Stored entries
————
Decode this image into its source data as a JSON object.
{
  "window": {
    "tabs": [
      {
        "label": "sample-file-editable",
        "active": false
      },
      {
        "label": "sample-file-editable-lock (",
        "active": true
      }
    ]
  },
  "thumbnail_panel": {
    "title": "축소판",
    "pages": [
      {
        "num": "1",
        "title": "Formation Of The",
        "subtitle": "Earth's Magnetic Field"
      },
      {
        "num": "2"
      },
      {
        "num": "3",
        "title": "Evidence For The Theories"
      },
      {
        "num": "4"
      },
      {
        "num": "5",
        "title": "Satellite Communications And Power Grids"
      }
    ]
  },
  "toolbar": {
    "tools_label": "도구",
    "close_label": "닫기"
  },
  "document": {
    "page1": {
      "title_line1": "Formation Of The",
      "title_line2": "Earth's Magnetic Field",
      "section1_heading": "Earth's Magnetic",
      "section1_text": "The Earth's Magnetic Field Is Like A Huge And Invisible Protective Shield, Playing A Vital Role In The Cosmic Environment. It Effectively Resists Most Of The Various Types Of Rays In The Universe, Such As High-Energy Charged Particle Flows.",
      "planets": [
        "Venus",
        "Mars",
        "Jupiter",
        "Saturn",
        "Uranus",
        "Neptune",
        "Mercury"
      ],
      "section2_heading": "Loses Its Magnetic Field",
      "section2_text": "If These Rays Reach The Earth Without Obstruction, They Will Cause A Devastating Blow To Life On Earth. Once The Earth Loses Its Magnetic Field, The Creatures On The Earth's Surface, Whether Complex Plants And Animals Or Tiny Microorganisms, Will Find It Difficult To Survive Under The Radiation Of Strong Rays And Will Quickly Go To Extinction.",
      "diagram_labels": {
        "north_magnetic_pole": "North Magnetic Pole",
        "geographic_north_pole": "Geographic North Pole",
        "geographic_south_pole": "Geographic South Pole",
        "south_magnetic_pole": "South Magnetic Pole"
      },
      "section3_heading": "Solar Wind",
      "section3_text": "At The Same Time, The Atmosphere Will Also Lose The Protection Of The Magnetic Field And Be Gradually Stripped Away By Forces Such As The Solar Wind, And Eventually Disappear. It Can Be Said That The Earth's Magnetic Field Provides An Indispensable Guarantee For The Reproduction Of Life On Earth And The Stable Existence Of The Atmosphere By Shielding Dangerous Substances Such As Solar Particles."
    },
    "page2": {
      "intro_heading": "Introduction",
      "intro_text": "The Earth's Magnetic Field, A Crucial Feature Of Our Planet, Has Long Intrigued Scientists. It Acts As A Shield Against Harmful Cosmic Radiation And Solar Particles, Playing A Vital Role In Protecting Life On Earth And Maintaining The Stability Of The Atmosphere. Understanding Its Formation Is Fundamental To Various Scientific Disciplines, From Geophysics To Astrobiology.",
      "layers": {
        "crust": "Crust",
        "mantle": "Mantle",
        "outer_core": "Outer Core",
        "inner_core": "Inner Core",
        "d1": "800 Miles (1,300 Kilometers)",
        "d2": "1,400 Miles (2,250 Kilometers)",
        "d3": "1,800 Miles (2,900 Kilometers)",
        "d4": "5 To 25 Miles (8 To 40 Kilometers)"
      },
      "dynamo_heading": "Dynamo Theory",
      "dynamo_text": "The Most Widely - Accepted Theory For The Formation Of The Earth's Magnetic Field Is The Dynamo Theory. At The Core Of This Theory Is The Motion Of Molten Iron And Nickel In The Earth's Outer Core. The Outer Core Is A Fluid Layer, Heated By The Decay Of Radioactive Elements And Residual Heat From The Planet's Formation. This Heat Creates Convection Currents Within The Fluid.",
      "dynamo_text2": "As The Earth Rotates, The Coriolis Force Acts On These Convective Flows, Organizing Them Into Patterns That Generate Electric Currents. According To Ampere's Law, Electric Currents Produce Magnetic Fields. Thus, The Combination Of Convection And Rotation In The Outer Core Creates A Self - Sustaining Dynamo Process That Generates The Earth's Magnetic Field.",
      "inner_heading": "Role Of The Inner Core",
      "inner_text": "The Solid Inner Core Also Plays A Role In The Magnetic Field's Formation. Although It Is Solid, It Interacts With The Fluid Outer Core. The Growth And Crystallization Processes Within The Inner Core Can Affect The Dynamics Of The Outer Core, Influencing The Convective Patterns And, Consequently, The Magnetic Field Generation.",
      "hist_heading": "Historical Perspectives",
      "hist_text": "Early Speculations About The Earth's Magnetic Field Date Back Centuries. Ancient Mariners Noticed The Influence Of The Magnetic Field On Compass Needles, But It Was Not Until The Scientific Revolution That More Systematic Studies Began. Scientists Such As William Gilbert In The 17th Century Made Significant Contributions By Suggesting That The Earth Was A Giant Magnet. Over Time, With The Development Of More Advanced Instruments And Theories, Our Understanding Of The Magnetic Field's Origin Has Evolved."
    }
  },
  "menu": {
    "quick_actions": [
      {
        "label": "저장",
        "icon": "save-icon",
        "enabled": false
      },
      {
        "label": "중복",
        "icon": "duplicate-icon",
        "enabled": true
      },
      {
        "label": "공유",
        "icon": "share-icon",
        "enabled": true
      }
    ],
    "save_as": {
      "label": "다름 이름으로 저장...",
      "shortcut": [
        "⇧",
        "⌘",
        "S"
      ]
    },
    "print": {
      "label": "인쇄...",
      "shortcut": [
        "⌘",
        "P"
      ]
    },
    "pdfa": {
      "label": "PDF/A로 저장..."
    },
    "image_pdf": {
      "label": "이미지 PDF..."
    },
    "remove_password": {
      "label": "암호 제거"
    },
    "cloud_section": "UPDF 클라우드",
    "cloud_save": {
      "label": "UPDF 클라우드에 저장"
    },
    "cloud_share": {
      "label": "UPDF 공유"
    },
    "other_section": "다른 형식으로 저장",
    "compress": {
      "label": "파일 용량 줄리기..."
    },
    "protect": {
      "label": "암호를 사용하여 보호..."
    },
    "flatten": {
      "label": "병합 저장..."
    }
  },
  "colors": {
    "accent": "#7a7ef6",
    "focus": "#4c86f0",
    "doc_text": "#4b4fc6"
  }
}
————
• [TASK DETAILS]: Nothing in the listing may be changed; retype it all exactly.

• [REPLY]:
Decode this image into its source data as a JSON object.
{
  "window": {
    "tabs": [
      {
        "label": "sample-file-editable",
        "active": false
      },
      {
        "label": "sample-file-editable-lock (",
        "active": true
      }
    ]
  },
  "thumbnail_panel": {
    "title": "축소판",
    "pages": [
      {
        "num": "1",
        "title": "Formation Of The",
        "subtitle": "Earth's Magnetic Field"
      },
      {
        "num": "2"
      },
      {
        "num": "3",
        "title": "Evidence For The Theories"
      },
      {
        "num": "4"
      },
      {
        "num": "5",
        "title": "Satellite Communications And Power Grids"
      }
    ]
  },
  "toolbar": {
    "tools_label": "도구",
    "close_label": "닫기"
  },
  "document": {
    "page1": {
      "title_line1": "Formation Of The",
      "title_line2": "Earth's Magnetic Field",
      "section1_heading": "Earth's Magnetic",
      "section1_text": "The Earth's Magnetic Field Is Like A Huge And Invisible Protective Shield, Playing A Vital Role In The Cosmic Environment. It Effectively Resists Most Of The Various Types Of Rays In The Universe, Such As High-Energy Charged Particle Flows.",
      "planets": [
        "Venus",
        "Mars",
        "Jupiter",
        "Saturn",
        "Uranus",
        "Neptune",
        "Mercury"
      ],
      "section2_heading": "Loses Its Magnetic Field",
      "section2_text": "If These Rays Reach The Earth Without Obstruction, They Will Cause A Devastating Blow To Life On Earth. Once The Earth Loses Its Magnetic Field, The Creatures On The Earth's Surface, Whether Complex Plants And Animals Or Tiny Microorganisms, Will Find It Difficult To Survive Under The Radiation Of Strong Rays And Will Quickly Go To Extinction.",
      "diagram_labels": {
        "north_magnetic_pole": "North Magnetic Pole",
        "geographic_north_pole": "Geographic North Pole",
        "geographic_south_pole": "Geographic South Pole",
        "south_magnetic_pole": "South Magnetic Pole"
      },
      "section3_heading": "Solar Wind",
      "section3_text": "At The Same Time, The Atmosphere Will Also Lose The Protection Of The Magnetic Field And Be Gradually Stripped Away By Forces Such As The Solar Wind, And Eventually Disappear. It Can Be Said That The Earth's Magnetic Field Provides An Indispensable Guarantee For The Reproduction Of Life On Earth And The Stable Existence Of The Atmosphere By Shielding Dangerous Substances Such As Solar Particles."
    },
    "page2": {
      "intro_heading": "Introduction",
      "intro_text": "The Earth's Magnetic Field, A Crucial Feature Of Our Planet, Has Long Intrigued Scientists. It Acts As A Shield Against Harmful Cosmic Radiation And Solar Particles, Playing A Vital Role In Protecting Life On Earth And Maintaining The Stability Of The Atmosphere. Understanding Its Formation Is Fundamental To Various Scientific Disciplines, From Geophysics To Astrobiology.",
      "layers": {
        "crust": "Crust",
        "mantle": "Mantle",
        "outer_core": "Outer Core",
        "inner_core": "Inner Core",
        "d1": "800 Miles (1,300 Kilometers)",
        "d2": "1,400 Miles (2,250 Kilometers)",
        "d3": "1,800 Miles (2,900 Kilometers)",
        "d4": "5 To 25 Miles (8 To 40 Kilometers)"
      },
      "dynamo_heading": "Dynamo Theory",
      "dynamo_text": "The Most Widely - Accepted Theory For The Formation Of The Earth's Magnetic Field Is The Dynamo Theory. At The Core Of This Theory Is The Motion Of Molten Iron And Nickel In The Earth's Outer Core. The Outer Core Is A Fluid Layer, Heated By The Decay Of Radioactive Elements And Residual Heat From The Planet's Formation. This Heat Creates Convection Currents Within The Fluid.",
      "dynamo_text2": "As The Earth Rotates, The Coriolis Force Acts On These Convective Flows, Organizing Them Into Patterns That Generate Electric Currents. According To Ampere's Law, Electric Currents Produce Magnetic Fields. Thus, The Combination Of Convection And Rotation In The Outer Core Creates A Self - Sustaining Dynamo Process That Generates The Earth's Magnetic Field.",
      "inner_heading": "Role Of The Inner Core",
      "inner_text": "The Solid Inner Core Also Plays A Role In The Magnetic Field's Formation. Although It Is Solid, It Interacts With The Fluid Outer Core. The Growth And Crystallization Processes Within The Inner Core Can Affect The Dynamics Of The Outer Core, Influencing The Convective Patterns And, Consequently, The Magnetic Field Generation.",
      "hist_heading": "Historical Perspectives",
      "hist_text": "Early Speculations About The Earth's Magnetic Field Date Back Centuries. Ancient Mariners Noticed The Influence Of The Magnetic Field On Compass Needles, But It Was Not Until The Scientific Revolution That More Systematic Studies Began. Scientists Such As William Gilbert In The 17th Century Made Significant Contributions By Suggesting That The Earth Was A Giant Magnet. Over Time, With The Development Of More Advanced Instruments And Theories, Our Understanding Of The Magnetic Field's Origin Has Evolved."
    }
  },
  "menu": {
    "quick_actions": [
      {
        "label": "저장",
        "icon": "save-icon",
        "enabled": false
      },
      {
        "label": "중복",
        "icon": "duplicate-icon",
        "enabled": true
      },
      {
        "label": "공유",
        "icon": "share-icon",
        "enabled": true
      }
    ],
    "save_as": {
      "label": "다름 이름으로 저장...",
      "shortcut": [
        "⇧",
        "⌘",
        "S"
      ]
    },
    "print": {
      "label": "인쇄...",
      "shortcut": [
        "⌘",
        "P"
      ]
    },
    "pdfa": {
      "label": "PDF/A로 저장..."
    },
    "image_pdf": {
      "label": "이미지 PDF..."
    },
    "remove_password": {
      "label": "암호 제거"
    },
    "cloud_section": "UPDF 클라우드",
    "cloud_save": {
      "label": "UPDF 클라우드에 저장"
    },
    "cloud_share": {
      "label": "UPDF 공유"
    },
    "other_section": "다른 형식으로 저장",
    "compress": {
      "label": "파일 용량 줄리기..."
    },
    "protect": {
      "label": "암호를 사용하여 보호..."
    },
    "flatten": {
      "label": "병합 저장..."
    }
  },
  "colors": {
    "accent": "#7a7ef6",
    "focus": "#4c86f0",
    "doc_text": "#4b4fc6"
  }
}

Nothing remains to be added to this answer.